_SOURCE TEXT:_
** Begin **

To keep it simple, let's use the worst resolution for all of our searches. Now, we have a spectrum ready to process and an uncertainty to use for matching peaks. Below is a function definition--it doesn't have an output, but it allows us to determine which elements are present. It uses the Astroquery process from earlier to search for peaks matching an element.

We give the function the following things:

**input_elements**: a list of elements in the form ["H I", "Ne I"...]; these are the elements the function will try to match.

**df**: the baseline corrected data from earlier, in the form of a dataframe.

**top_count**: the number of lines to try to match; for example, a top_count of 20 would pull the 20 highest intensity lines for an element and look for them.

**resolution**: this is the number we determined above which gives a some wiggle room for the wavelength matches.

**threshold**: the number of lines we must match to consider an element to be present.

**min_wl**: the minimum wavelength for our search; our instrument measures between 200 and 850 nm, so this value stays at 200 nm.

**max_wl**: the minimum wavelength for our search; our instrument measures between 200 and 850 nm, so this value stays at 850 nm.

Then the function returns a list of which elements were in the sample, a list of the corresponding peaks that were matched, and a list of peaks that were not found.

In [None]:
# REQUIRED
# CREATING AN ELEMENT SEARCH FUNCTION

from astropy import units as u
import statistics
import numpy as np


def find_elements(input_elements, df, top_count=20, resolution=0.06, threshold=5, min_wl=200, max_wl=850):

    # Making containers for matching wavelengths and their corresponding elements and intensities.

** End **

_PROVIDED INFORMATION:_

** Begin **

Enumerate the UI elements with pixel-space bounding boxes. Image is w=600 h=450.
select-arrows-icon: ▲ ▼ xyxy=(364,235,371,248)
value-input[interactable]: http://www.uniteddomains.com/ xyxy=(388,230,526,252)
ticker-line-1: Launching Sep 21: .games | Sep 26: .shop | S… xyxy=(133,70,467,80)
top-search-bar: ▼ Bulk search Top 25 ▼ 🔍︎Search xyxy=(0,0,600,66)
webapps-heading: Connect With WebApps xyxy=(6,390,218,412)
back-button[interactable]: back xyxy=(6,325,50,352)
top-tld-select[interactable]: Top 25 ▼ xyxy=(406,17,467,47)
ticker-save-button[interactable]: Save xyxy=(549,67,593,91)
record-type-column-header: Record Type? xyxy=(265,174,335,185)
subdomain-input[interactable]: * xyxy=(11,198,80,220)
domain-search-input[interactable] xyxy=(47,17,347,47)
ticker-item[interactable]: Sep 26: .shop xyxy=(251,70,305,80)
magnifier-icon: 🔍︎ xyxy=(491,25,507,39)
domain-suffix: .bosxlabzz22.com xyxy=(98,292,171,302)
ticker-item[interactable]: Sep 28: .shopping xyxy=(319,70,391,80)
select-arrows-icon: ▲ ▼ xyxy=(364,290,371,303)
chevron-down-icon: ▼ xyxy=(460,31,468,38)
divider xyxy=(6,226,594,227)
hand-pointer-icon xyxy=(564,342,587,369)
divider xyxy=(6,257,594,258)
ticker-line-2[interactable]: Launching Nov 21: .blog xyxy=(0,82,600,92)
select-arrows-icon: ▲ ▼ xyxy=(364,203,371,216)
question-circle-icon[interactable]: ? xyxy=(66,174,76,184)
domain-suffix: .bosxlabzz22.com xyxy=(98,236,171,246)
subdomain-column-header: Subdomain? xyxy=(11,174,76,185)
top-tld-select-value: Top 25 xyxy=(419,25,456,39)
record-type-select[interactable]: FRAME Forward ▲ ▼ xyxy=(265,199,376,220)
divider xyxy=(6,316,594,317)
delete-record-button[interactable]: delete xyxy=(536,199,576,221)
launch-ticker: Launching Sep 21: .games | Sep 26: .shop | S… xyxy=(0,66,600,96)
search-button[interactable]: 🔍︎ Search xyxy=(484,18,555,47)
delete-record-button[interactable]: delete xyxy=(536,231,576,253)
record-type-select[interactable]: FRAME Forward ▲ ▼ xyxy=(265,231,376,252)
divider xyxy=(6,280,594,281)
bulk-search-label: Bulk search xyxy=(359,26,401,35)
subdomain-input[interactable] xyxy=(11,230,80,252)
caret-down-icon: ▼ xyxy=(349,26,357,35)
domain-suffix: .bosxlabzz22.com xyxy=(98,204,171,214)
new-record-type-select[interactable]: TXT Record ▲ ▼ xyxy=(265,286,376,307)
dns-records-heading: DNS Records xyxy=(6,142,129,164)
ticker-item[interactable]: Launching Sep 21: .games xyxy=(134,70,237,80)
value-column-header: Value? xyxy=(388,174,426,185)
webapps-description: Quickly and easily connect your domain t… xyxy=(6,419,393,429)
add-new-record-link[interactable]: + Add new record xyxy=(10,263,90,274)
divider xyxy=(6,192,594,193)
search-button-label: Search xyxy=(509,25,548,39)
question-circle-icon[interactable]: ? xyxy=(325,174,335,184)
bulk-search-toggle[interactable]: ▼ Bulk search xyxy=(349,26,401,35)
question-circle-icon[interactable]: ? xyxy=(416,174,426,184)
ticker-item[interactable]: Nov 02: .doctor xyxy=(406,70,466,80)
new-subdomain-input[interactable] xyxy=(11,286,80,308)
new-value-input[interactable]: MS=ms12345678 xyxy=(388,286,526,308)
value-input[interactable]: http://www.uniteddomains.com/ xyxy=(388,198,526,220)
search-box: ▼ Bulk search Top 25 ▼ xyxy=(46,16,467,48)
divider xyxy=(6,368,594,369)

** End **

_INSTRUCTIONS:_
(a) Reproduce the part of the element search text that begins with the words containing "We give the" and ends with "of a dataframe.".
(b) For each statement below, say whether it agrees with the element search text, and support each yes or no by quoting the deciding words of that text.
(i) In the function definition, the default value of top_count is 20.
(ii) The instrument described measures between 200 and 900 nm.
(iii) One of the things the function returns is a list of peaks that were not found.
(c) Pick up the element search text where it stops and carry it forward.

_OUTPUTS IN ORDER:_
(a)
We give the function the following things:

**input_elements**: a list of elements in the form ["H I", "Ne I"...]; these are the elements the function will try to match.

**df**: the baseline corrected data from earlier, in the form of a dataframe.

(b)
(i) Yes: "top_count=20"
(ii) No: "our instrument measures between 200 and 850 nm"
(iii) Yes: "a list of peaks that were not found"

(c)
    ref_wavelength_matches_lists = []
    ref_intensity_matches_lists = []
    ref_element_matches_lists = []
    exp_wavelength_matches_lists = []
    exp_intensity_matches_lists = []


    # Iterate through each element in input_elements
    for element in input_elements:

        # Filtering the input based on intensity
        filtered_input = df[df["Intensity (au)"] > 1]
        filtered_wavelengths = filtered_input["Wavelength (nm)"].values

        # Querying the NIST database for information about the element
        table = Nist.query(minwav= min_wl * u.nm, maxwav = max_wl * u.nm, linename=element)

        # Data cleaning and preparation
        datatable_version = table.to_pandas()
        datatable_version_clean = datatable_version.dropna(subset=["Rel."])
        datatable_version_clean['Intensity'] = [''.join(filter(str.isdigit, str(i))) for i in datatable_version_clean["Rel."]]
        datatable_version_clean['Intensity'].replace('', np.nan, inplace=True)
        datatable_version_clean.dropna(subset=["Intensity"], inplace=True)
        datatable_version_clean['Intensity'] = datatable_version_clean['Intensity'].astype(int)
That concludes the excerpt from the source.